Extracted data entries
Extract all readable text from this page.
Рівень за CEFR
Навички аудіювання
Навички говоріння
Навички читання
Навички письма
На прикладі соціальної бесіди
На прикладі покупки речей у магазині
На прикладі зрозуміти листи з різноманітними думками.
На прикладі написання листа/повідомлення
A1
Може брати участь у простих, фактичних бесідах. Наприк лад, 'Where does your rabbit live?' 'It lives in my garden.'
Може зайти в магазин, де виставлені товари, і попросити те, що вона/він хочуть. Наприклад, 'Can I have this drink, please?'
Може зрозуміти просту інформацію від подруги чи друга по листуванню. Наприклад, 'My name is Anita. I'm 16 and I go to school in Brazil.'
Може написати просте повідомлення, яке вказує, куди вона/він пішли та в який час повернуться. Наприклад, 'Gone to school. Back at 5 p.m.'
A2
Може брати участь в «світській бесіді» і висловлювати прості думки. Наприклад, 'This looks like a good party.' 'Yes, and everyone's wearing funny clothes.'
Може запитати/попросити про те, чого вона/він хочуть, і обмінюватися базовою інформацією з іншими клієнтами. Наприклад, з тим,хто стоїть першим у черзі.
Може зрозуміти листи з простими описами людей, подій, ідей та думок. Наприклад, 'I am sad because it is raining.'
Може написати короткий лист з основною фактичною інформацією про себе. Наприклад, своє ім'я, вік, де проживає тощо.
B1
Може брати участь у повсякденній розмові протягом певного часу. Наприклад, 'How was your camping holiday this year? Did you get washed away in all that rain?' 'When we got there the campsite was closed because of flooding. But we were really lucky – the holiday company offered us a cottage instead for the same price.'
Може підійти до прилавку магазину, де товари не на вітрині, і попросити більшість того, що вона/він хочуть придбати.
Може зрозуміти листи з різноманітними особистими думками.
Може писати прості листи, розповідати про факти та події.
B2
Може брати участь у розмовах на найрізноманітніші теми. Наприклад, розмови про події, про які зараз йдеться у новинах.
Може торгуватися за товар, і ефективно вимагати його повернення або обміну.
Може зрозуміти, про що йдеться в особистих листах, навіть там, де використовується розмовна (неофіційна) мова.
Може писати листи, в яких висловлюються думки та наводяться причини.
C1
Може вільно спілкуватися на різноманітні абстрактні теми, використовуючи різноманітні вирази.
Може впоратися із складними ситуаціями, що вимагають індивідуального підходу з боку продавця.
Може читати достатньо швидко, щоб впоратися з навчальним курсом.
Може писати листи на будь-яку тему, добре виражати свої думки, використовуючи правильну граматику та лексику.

# WORK REQUIRED
Go through the records above and retype each one exactly.

# FULL ANSWER
Extract all readable text from this page.
Рівень за CEFR
Навички аудіювання
Навички говоріння
Навички читання
Навички письма
На прикладі соціальної бесіди
На прикладі покупки речей у магазині
На прикладі зрозуміти листи з різноманітними думками.
На прикладі написання листа/повідомлення
A1
Може брати участь у простих, фактичних бесідах. Наприк лад, 'Where does your rabbit live?' 'It lives in my garden.'
Може зайти в магазин, де виставлені товари, і попросити те, що вона/він хочуть. Наприклад, 'Can I have this drink, please?'
Може зрозуміти просту інформацію від подруги чи друга по листуванню. Наприклад, 'My name is Anita. I'm 16 and I go to school in Brazil.'
Може написати просте повідомлення, яке вказує, куди вона/він пішли та в який час повернуться. Наприклад, 'Gone to school. Back at 5 p.m.'
A2
Може брати участь в «світській бесіді» і висловлювати прості думки. Наприклад, 'This looks like a good party.' 'Yes, and everyone's wearing funny clothes.'
Може запитати/попросити про те, чого вона/він хочуть, і обмінюватися базовою інформацією з іншими клієнтами. Наприклад, з тим,хто стоїть першим у черзі.
Може зрозуміти листи з простими описами людей, подій, ідей та думок. Наприклад, 'I am sad because it is raining.'
Може написати короткий лист з основною фактичною інформацією про себе. Наприклад, своє ім'я, вік, де проживає тощо.
B1
Може брати участь у повсякденній розмові протягом певного часу. Наприклад, 'How was your camping holiday this year? Did you get washed away in all that rain?' 'When we got there the campsite was closed because of flooding. But we were really lucky – the holiday company offered us a cottage instead for the same price.'
Може підійти до прилавку магазину, де товари не на вітрині, і попросити більшість того, що вона/він хочуть придбати.
Може зрозуміти листи з різноманітними особистими думками.
Може писати прості листи, розповідати про факти та події.
B2
Може брати участь у розмовах на найрізноманітніші теми. Наприклад, розмови про події, про які зараз йдеться у новинах.
Може торгуватися за товар, і ефективно вимагати його повернення або обміну.
Може зрозуміти, про що йдеться в особистих листах, навіть там, де використовується розмовна (неофіційна) мова.
Може писати листи, в яких висловлюються думки та наводяться причини.
C1
Може вільно спілкуватися на різноманітні абстрактні теми, використовуючи різноманітні вирази.
Може впоратися із складними ситуаціями, що вимагають індивідуального підходу з боку продавця.
Може читати достатньо швидко, щоб впоратися з навчальним курсом.
Може писати листи на будь-яку тему, добре виражати свої думки, використовуючи правильну граматику та лексику.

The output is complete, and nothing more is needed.